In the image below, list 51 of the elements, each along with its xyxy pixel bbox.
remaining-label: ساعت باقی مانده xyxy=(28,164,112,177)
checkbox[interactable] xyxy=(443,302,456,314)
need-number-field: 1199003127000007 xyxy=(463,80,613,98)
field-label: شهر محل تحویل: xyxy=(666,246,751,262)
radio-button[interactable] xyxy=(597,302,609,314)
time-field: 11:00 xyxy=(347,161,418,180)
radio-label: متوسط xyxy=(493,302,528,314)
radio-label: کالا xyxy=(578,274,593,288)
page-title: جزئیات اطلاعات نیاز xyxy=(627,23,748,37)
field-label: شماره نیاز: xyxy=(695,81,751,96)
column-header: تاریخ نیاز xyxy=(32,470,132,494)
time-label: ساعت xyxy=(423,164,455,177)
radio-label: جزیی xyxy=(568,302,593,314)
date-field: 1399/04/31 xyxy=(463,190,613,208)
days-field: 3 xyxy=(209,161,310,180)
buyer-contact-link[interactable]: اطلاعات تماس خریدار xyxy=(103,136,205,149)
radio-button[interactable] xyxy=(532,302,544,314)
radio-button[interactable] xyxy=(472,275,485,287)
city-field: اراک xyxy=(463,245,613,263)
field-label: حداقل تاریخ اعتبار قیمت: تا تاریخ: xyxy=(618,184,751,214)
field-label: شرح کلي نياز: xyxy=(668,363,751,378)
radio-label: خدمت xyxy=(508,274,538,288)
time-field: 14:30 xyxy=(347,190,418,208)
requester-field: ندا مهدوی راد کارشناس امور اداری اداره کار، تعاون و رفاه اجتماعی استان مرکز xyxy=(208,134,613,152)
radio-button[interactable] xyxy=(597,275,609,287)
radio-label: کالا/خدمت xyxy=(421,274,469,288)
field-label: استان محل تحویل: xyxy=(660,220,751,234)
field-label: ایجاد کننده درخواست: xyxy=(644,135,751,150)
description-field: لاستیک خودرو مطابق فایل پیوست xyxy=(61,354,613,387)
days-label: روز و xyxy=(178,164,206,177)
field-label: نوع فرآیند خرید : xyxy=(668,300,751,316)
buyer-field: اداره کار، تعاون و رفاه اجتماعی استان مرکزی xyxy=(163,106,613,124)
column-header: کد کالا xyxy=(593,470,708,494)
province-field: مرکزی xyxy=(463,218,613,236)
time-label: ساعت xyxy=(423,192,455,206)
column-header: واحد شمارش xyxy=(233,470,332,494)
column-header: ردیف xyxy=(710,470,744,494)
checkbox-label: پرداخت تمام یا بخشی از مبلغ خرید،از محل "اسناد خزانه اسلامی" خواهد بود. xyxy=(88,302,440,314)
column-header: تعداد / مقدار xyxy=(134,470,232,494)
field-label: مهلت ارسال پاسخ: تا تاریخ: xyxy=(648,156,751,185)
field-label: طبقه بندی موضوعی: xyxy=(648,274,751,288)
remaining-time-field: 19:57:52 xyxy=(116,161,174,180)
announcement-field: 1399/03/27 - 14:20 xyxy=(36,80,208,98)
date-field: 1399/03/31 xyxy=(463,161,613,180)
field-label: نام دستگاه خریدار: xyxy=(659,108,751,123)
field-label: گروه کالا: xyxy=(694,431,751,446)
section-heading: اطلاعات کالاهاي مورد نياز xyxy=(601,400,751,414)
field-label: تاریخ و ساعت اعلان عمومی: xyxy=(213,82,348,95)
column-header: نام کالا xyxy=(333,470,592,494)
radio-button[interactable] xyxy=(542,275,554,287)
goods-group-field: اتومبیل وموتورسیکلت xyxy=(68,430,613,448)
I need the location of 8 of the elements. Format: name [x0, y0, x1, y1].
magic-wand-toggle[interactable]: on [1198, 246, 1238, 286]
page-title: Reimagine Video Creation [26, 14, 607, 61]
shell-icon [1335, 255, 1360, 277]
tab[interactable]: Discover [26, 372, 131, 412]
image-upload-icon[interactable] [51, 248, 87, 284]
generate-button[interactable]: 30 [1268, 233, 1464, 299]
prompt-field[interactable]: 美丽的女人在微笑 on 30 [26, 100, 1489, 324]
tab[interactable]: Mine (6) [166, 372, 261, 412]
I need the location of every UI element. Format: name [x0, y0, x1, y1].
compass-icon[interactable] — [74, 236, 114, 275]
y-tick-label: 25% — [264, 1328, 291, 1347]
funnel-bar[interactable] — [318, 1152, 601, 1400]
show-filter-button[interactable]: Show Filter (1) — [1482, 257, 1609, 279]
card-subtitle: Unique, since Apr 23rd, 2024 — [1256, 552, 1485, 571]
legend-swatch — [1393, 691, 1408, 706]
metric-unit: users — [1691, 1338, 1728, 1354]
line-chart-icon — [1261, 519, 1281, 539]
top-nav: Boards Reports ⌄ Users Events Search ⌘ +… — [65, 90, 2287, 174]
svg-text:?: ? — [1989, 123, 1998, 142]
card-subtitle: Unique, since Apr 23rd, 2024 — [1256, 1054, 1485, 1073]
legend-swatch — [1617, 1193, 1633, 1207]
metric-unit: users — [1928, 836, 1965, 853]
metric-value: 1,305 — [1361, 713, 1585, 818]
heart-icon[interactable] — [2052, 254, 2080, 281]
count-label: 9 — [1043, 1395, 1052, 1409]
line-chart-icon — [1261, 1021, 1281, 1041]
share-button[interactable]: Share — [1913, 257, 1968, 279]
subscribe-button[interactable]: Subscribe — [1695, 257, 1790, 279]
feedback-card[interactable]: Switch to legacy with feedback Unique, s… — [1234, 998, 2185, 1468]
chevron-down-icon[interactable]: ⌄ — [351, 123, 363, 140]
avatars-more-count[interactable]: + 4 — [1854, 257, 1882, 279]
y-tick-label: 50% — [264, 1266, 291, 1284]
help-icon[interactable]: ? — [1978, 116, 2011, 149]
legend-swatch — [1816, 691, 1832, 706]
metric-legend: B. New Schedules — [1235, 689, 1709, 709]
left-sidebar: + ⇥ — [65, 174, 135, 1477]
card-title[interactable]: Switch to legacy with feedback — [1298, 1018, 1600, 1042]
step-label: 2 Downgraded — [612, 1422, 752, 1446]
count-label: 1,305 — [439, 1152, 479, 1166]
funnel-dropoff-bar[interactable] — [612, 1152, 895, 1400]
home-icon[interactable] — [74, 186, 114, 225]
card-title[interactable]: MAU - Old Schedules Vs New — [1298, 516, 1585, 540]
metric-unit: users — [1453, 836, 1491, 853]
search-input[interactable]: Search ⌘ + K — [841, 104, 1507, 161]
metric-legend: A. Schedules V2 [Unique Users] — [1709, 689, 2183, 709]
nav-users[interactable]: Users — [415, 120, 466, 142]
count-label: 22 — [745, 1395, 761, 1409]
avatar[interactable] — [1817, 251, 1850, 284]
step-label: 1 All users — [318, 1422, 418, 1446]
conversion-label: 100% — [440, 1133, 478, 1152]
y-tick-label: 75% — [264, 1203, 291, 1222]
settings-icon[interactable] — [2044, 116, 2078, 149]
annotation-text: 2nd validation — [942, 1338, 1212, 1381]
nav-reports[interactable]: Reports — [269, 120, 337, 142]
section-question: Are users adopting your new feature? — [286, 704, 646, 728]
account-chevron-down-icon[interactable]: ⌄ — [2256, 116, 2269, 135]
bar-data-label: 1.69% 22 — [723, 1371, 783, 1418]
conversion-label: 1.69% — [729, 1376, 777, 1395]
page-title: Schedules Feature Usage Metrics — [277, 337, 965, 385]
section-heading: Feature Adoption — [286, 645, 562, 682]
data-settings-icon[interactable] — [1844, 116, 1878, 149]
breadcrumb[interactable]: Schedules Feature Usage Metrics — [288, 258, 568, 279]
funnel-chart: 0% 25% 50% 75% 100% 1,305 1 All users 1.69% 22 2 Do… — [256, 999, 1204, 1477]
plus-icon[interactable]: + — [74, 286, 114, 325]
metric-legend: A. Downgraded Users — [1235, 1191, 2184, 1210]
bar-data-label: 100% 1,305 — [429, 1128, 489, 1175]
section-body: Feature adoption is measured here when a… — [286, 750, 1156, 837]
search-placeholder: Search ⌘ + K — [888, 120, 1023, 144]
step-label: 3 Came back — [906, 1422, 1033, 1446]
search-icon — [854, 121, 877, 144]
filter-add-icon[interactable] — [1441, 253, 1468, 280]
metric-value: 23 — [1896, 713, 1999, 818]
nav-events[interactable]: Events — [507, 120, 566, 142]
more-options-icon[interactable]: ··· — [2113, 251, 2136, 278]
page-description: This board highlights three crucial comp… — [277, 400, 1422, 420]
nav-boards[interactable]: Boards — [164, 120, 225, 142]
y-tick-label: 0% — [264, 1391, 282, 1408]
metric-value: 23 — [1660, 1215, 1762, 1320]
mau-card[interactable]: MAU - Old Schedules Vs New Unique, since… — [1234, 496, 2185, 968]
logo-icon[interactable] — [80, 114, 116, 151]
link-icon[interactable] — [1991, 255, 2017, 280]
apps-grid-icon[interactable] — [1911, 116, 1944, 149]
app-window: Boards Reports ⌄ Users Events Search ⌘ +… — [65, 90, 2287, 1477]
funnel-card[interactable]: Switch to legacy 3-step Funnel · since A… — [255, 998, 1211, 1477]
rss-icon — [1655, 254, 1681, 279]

-----

Instructions for the task - Reproduce the rows word for word, beginning with the very first row above and stopping after the row that contains "days-field: 3 xyxy=(209,161,310,180)".

Result below -
In the image below, list 51 of the elements, each along with its xyxy pixel bbox.
remaining-label: ساعت باقی مانده xyxy=(28,164,112,177)
checkbox[interactable] xyxy=(443,302,456,314)
need-number-field: 1199003127000007 xyxy=(463,80,613,98)
field-label: شهر محل تحویل: xyxy=(666,246,751,262)
radio-button[interactable] xyxy=(597,302,609,314)
time-field: 11:00 xyxy=(347,161,418,180)
radio-label: متوسط xyxy=(493,302,528,314)
radio-label: کالا xyxy=(578,274,593,288)
page-title: جزئیات اطلاعات نیاز xyxy=(627,23,748,37)
field-label: شماره نیاز: xyxy=(695,81,751,96)
column-header: تاریخ نیاز xyxy=(32,470,132,494)
time-label: ساعت xyxy=(423,164,455,177)
radio-label: جزیی xyxy=(568,302,593,314)
date-field: 1399/04/31 xyxy=(463,190,613,208)
days-field: 3 xyxy=(209,161,310,180)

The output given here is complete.